--- Start of Supplied records ---
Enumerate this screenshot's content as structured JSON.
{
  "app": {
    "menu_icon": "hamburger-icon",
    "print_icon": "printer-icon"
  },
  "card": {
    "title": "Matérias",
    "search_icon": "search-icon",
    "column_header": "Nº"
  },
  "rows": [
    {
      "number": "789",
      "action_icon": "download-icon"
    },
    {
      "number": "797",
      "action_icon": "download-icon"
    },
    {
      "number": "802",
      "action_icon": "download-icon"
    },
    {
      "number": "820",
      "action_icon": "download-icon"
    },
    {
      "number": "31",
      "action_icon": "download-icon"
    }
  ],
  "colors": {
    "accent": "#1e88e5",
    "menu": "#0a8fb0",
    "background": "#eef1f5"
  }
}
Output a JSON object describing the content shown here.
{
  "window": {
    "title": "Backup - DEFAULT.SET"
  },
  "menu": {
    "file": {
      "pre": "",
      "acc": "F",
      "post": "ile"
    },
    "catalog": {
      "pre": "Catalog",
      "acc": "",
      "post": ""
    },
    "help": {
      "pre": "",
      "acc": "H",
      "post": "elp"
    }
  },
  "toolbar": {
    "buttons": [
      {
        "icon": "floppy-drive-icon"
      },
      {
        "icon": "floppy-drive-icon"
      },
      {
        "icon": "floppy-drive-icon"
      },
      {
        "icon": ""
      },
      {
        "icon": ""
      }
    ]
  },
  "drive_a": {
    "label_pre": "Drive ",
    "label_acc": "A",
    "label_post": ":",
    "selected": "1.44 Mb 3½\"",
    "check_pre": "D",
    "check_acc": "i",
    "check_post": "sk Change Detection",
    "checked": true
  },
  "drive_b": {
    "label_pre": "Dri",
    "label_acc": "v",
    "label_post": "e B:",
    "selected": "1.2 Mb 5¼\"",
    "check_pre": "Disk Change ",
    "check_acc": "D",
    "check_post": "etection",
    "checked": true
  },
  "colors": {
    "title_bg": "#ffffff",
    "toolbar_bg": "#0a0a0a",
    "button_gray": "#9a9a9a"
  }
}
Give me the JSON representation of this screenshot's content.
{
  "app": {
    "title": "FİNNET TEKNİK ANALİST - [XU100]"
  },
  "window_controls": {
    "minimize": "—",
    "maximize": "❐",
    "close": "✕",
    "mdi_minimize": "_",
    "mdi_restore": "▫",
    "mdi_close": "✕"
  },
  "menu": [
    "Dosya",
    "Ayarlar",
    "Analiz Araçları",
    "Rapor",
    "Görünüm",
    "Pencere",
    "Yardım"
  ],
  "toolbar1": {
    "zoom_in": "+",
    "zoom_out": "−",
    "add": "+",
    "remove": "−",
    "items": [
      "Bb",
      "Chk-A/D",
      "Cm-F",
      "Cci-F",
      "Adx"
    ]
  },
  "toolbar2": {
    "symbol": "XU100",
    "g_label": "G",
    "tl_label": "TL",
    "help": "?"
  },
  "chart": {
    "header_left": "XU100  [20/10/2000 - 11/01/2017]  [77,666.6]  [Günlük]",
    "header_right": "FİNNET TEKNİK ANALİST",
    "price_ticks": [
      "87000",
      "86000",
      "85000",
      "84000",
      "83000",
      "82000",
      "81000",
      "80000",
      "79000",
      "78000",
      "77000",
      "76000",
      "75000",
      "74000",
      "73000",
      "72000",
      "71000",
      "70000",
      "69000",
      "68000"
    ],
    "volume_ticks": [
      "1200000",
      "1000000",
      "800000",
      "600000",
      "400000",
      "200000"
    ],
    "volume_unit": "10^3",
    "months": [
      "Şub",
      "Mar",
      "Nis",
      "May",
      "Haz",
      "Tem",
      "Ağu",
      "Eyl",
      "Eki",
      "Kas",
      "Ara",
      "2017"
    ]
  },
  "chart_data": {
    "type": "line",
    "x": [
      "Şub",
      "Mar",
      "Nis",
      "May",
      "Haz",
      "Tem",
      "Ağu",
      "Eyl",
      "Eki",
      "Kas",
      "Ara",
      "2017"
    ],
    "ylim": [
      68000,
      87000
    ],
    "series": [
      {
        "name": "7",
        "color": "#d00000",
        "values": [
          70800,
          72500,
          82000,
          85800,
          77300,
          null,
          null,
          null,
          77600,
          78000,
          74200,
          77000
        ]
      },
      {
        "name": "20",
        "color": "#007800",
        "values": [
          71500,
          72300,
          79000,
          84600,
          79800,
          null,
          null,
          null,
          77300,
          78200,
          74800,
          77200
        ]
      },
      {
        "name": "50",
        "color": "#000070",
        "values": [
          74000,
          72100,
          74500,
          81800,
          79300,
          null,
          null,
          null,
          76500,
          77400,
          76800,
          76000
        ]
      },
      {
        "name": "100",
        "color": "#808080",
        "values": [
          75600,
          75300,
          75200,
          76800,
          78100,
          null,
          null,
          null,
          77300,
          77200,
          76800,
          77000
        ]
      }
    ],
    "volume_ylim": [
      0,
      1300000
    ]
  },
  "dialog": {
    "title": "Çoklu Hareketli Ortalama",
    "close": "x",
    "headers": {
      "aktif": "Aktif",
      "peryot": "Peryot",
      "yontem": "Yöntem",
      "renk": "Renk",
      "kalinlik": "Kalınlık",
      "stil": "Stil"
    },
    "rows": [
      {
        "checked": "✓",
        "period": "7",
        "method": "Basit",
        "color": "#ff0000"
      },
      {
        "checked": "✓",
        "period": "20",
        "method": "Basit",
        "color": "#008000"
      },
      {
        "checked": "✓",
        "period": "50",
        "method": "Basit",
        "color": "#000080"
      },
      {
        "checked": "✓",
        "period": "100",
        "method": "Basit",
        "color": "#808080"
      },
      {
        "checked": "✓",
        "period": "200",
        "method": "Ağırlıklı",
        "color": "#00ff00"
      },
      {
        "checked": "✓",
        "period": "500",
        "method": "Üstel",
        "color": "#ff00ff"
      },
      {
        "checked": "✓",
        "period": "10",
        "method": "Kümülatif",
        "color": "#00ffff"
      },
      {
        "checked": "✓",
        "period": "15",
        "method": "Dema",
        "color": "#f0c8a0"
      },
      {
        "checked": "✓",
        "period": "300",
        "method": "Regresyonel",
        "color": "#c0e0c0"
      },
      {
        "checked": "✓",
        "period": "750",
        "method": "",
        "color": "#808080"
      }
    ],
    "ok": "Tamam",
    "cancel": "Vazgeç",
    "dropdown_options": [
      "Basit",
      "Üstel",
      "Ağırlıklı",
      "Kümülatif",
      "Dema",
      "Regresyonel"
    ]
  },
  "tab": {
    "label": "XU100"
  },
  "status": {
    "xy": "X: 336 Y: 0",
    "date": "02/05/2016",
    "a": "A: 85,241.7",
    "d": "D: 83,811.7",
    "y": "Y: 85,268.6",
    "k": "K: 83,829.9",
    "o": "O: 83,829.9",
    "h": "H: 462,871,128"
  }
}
--- End of Supplied records ---
**Work to do**
Every line above should be retyped exactly as given.

**Answer to the exercise**
Enumerate this screenshot's content as structured JSON.
{
  "app": {
    "menu_icon": "hamburger-icon",
    "print_icon": "printer-icon"
  },
  "card": {
    "title": "Matérias",
    "search_icon": "search-icon",
    "column_header": "Nº"
  },
  "rows": [
    {
      "number": "789",
      "action_icon": "download-icon"
    },
    {
      "number": "797",
      "action_icon": "download-icon"
    },
    {
      "number": "802",
      "action_icon": "download-icon"
    },
    {
      "number": "820",
      "action_icon": "download-icon"
    },
    {
      "number": "31",
      "action_icon": "download-icon"
    }
  ],
  "colors": {
    "accent": "#1e88e5",
    "menu": "#0a8fb0",
    "background": "#eef1f5"
  }
}
Output a JSON object describing the content shown here.
{
  "window": {
    "title": "Backup - DEFAULT.SET"
  },
  "menu": {
    "file": {
      "pre": "",
      "acc": "F",
      "post": "ile"
    },
    "catalog": {
      "pre": "Catalog",
      "acc": "",
      "post": ""
    },
    "help": {
      "pre": "",
      "acc": "H",
      "post": "elp"
    }
  },
  "toolbar": {
    "buttons": [
      {
        "icon": "floppy-drive-icon"
      },
      {
        "icon": "floppy-drive-icon"
      },
      {
        "icon": "floppy-drive-icon"
      },
      {
        "icon": ""
      },
      {
        "icon": ""
      }
    ]
  },
  "drive_a": {
    "label_pre": "Drive ",
    "label_acc": "A",
    "label_post": ":",
    "selected": "1.44 Mb 3½\"",
    "check_pre": "D",
    "check_acc": "i",
    "check_post": "sk Change Detection",
    "checked": true
  },
  "drive_b": {
    "label_pre": "Dri",
    "label_acc": "v",
    "label_post": "e B:",
    "selected": "1.2 Mb 5¼\"",
    "check_pre": "Disk Change ",
    "check_acc": "D",
    "check_post": "etection",
    "checked": true
  },
  "colors": {
    "title_bg": "#ffffff",
    "toolbar_bg": "#0a0a0a",
    "button_gray": "#9a9a9a"
  }
}
Give me the JSON representation of this screenshot's content.
{
  "app": {
    "title": "FİNNET TEKNİK ANALİST - [XU100]"
  },
  "window_controls": {
    "minimize": "—",
    "maximize": "❐",
    "close": "✕",
    "mdi_minimize": "_",
    "mdi_restore": "▫",
    "mdi_close": "✕"
  },
  "menu": [
    "Dosya",
    "Ayarlar",
    "Analiz Araçları",
    "Rapor",
    "Görünüm",
    "Pencere",
    "Yardım"
  ],
  "toolbar1": {
    "zoom_in": "+",
    "zoom_out": "−",
    "add": "+",
    "remove": "−",
    "items": [
      "Bb",
      "Chk-A/D",
      "Cm-F",
      "Cci-F",
      "Adx"
    ]
  },
  "toolbar2": {
    "symbol": "XU100",
    "g_label": "G",
    "tl_label": "TL",
    "help": "?"
  },
  "chart": {
    "header_left": "XU100  [20/10/2000 - 11/01/2017]  [77,666.6]  [Günlük]",
    "header_right": "FİNNET TEKNİK ANALİST",
    "price_ticks": [
      "87000",
      "86000",
      "85000",
      "84000",
      "83000",
      "82000",
      "81000",
      "80000",
      "79000",
      "78000",
      "77000",
      "76000",
      "75000",
      "74000",
      "73000",
      "72000",
      "71000",
      "70000",
      "69000",
      "68000"
    ],
    "volume_ticks": [
      "1200000",
      "1000000",
      "800000",
      "600000",
      "400000",
      "200000"
    ],
    "volume_unit": "10^3",
    "months": [
      "Şub",
      "Mar",
      "Nis",
      "May",
      "Haz",
      "Tem",
      "Ağu",
      "Eyl",
      "Eki",
      "Kas",
      "Ara",
      "2017"
    ]
  },
  "chart_data": {
    "type": "line",
    "x": [
      "Şub",
      "Mar",
      "Nis",
      "May",
      "Haz",
      "Tem",
      "Ağu",
      "Eyl",
      "Eki",
      "Kas",
      "Ara",
      "2017"
    ],
    "ylim": [
      68000,
      87000
    ],
    "series": [
      {
        "name": "7",
        "color": "#d00000",
        "values": [
          70800,
          72500,
          82000,
          85800,
          77300,
          null,
          null,
          null,
          77600,
          78000,
          74200,
          77000
        ]
      },
      {
        "name": "20",
        "color": "#007800",
        "values": [
          71500,
          72300,
          79000,
          84600,
          79800,
          null,
          null,
          null,
          77300,
          78200,
          74800,
          77200
        ]
      },
      {
        "name": "50",
        "color": "#000070",
        "values": [
          74000,
          72100,
          74500,
          81800,
          79300,
          null,
          null,
          null,
          76500,
          77400,
          76800,
          76000
        ]
      },
      {
        "name": "100",
        "color": "#808080",
        "values": [
          75600,
          75300,
          75200,
          76800,
          78100,
          null,
          null,
          null,
          77300,
          77200,
          76800,
          77000
        ]
      }
    ],
    "volume_ylim": [
      0,
      1300000
    ]
  },
  "dialog": {
    "title": "Çoklu Hareketli Ortalama",
    "close": "x",
    "headers": {
      "aktif": "Aktif",
      "peryot": "Peryot",
      "yontem": "Yöntem",
      "renk": "Renk",
      "kalinlik": "Kalınlık",
      "stil": "Stil"
    },
    "rows": [
      {
        "checked": "✓",
        "period": "7",
        "method": "Basit",
        "color": "#ff0000"
      },
      {
        "checked": "✓",
        "period": "20",
        "method": "Basit",
        "color": "#008000"
      },
      {
        "checked": "✓",
        "period": "50",
        "method": "Basit",
        "color": "#000080"
      },
      {
        "checked": "✓",
        "period": "100",
        "method": "Basit",
        "color": "#808080"
      },
      {
        "checked": "✓",
        "period": "200",
        "method": "Ağırlıklı",
        "color": "#00ff00"
      },
      {
        "checked": "✓",
        "period": "500",
        "method": "Üstel",
        "color": "#ff00ff"
      },
      {
        "checked": "✓",
        "period": "10",
        "method": "Kümülatif",
        "color": "#00ffff"
      },
      {
        "checked": "✓",
        "period": "15",
        "method": "Dema",
        "color": "#f0c8a0"
      },
      {
        "checked": "✓",
        "period": "300",
        "method": "Regresyonel",
        "color": "#c0e0c0"
      },
      {
        "checked": "✓",
        "period": "750",
        "method": "",
        "color": "#808080"
      }
    ],
    "ok": "Tamam",
    "cancel": "Vazgeç",
    "dropdown_options": [
      "Basit",
      "Üstel",
      "Ağırlıklı",
      "Kümülatif",
      "Dema",
      "Regresyonel"
    ]
  },
  "tab": {
    "label": "XU100"
  },
  "status": {
    "xy": "X: 336 Y: 0",
    "date": "02/05/2016",
    "a": "A: 85,241.7",
    "d": "D: 83,811.7",
    "y": "Y: 85,268.6",
    "k": "K: 83,829.9",
    "o": "O: 83,829.9",
    "h": "H: 462,871,128"
  }
}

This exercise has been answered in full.